— Begin —

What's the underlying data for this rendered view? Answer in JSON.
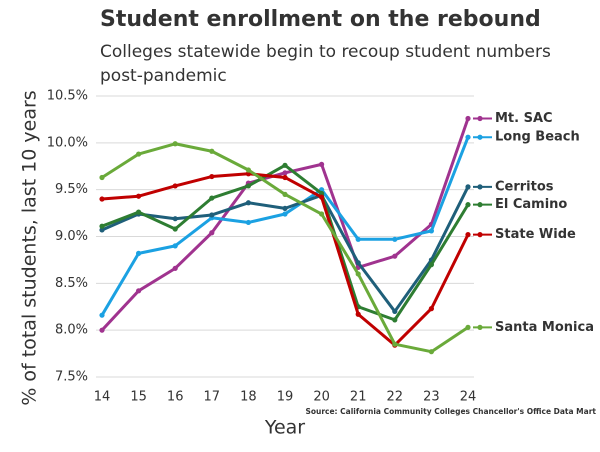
{
  "chart_data": {
    "type": "line",
    "title": "Student enrollment on the rebound",
    "subtitle": "Colleges statewide begin to recoup student numbers post-pandemic",
    "x_label": "Year",
    "y_label": "% of total students, last 10 years",
    "source": "Source: California Community Colleges Chancellor's Office Data Mart",
    "categories": [
      "14",
      "15",
      "16",
      "17",
      "18",
      "19",
      "20",
      "21",
      "22",
      "23",
      "24"
    ],
    "ylim": [
      7.5,
      10.5
    ],
    "yticks": [
      {
        "value": 7.5,
        "label": "7.5%"
      },
      {
        "value": 8.0,
        "label": "8.0%"
      },
      {
        "value": 8.5,
        "label": "8.5%"
      },
      {
        "value": 9.0,
        "label": "9.0%"
      },
      {
        "value": 9.5,
        "label": "9.5%"
      },
      {
        "value": 10.0,
        "label": "10.0%"
      },
      {
        "value": 10.5,
        "label": "10.5%"
      }
    ],
    "grid": true,
    "series": [
      {
        "name": "Mt. SAC",
        "color": "#a0338f",
        "values": [
          8.0,
          8.42,
          8.66,
          9.04,
          9.57,
          9.68,
          9.77,
          8.67,
          8.79,
          9.13,
          10.26
        ]
      },
      {
        "name": "Long Beach",
        "color": "#1ba1e2",
        "values": [
          8.16,
          8.82,
          8.9,
          9.2,
          9.15,
          9.24,
          9.5,
          8.97,
          8.97,
          9.06,
          10.06
        ]
      },
      {
        "name": "Cerritos",
        "color": "#1f5f7a",
        "values": [
          9.07,
          9.24,
          9.19,
          9.23,
          9.36,
          9.3,
          9.44,
          8.72,
          8.2,
          8.75,
          9.53
        ]
      },
      {
        "name": "El Camino",
        "color": "#2e7d32",
        "values": [
          9.11,
          9.26,
          9.08,
          9.41,
          9.54,
          9.76,
          9.46,
          8.25,
          8.11,
          8.7,
          9.34
        ]
      },
      {
        "name": "State Wide",
        "color": "#c00000",
        "values": [
          9.4,
          9.43,
          9.54,
          9.64,
          9.67,
          9.63,
          9.42,
          8.17,
          7.84,
          8.23,
          9.02
        ]
      },
      {
        "name": "Santa Monica",
        "color": "#6aaa3a",
        "values": [
          9.63,
          9.88,
          9.99,
          9.91,
          9.71,
          9.45,
          9.24,
          8.6,
          7.85,
          7.77,
          8.03
        ]
      }
    ]
  }
}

— End —

Set task
All records should be output exactly, with the pictures left out.

Exercise result
What's the underlying data for this rendered view? Answer in JSON.
{
  "chart_data": {
    "type": "line",
    "title": "Student enrollment on the rebound",
    "subtitle": "Colleges statewide begin to recoup student numbers post-pandemic",
    "x_label": "Year",
    "y_label": "% of total students, last 10 years",
    "source": "Source: California Community Colleges Chancellor's Office Data Mart",
    "categories": [
      "14",
      "15",
      "16",
      "17",
      "18",
      "19",
      "20",
      "21",
      "22",
      "23",
      "24"
    ],
    "ylim": [
      7.5,
      10.5
    ],
    "yticks": [
      {
        "value": 7.5,
        "label": "7.5%"
      },
      {
        "value": 8.0,
        "label": "8.0%"
      },
      {
        "value": 8.5,
        "label": "8.5%"
      },
      {
        "value": 9.0,
        "label": "9.0%"
      },
      {
        "value": 9.5,
        "label": "9.5%"
      },
      {
        "value": 10.0,
        "label": "10.0%"
      },
      {
        "value": 10.5,
        "label": "10.5%"
      }
    ],
    "grid": true,
    "series": [
      {
        "name": "Mt. SAC",
        "color": "#a0338f",
        "values": [
          8.0,
          8.42,
          8.66,
          9.04,
          9.57,
          9.68,
          9.77,
          8.67,
          8.79,
          9.13,
          10.26
        ]
      },
      {
        "name": "Long Beach",
        "color": "#1ba1e2",
        "values": [
          8.16,
          8.82,
          8.9,
          9.2,
          9.15,
          9.24,
          9.5,
          8.97,
          8.97,
          9.06,
          10.06
        ]
      },
      {
        "name": "Cerritos",
        "color": "#1f5f7a",
        "values": [
          9.07,
          9.24,
          9.19,
          9.23,
          9.36,
          9.3,
          9.44,
          8.72,
          8.2,
          8.75,
          9.53
        ]
      },
      {
        "name": "El Camino",
        "color": "#2e7d32",
        "values": [
          9.11,
          9.26,
          9.08,
          9.41,
          9.54,
          9.76,
          9.46,
          8.25,
          8.11,
          8.7,
          9.34
        ]
      },
      {
        "name": "State Wide",
        "color": "#c00000",
        "values": [
          9.4,
          9.43,
          9.54,
          9.64,
          9.67,
          9.63,
          9.42,
          8.17,
          7.84,
          8.23,
          9.02
        ]
      },
      {
        "name": "Santa Monica",
        "color": "#6aaa3a",
        "values": [
          9.63,
          9.88,
          9.99,
          9.91,
          9.71,
          9.45,
          9.24,
          8.6,
          7.85,
          7.77,
          8.03
        ]
      }
    ]
  }
}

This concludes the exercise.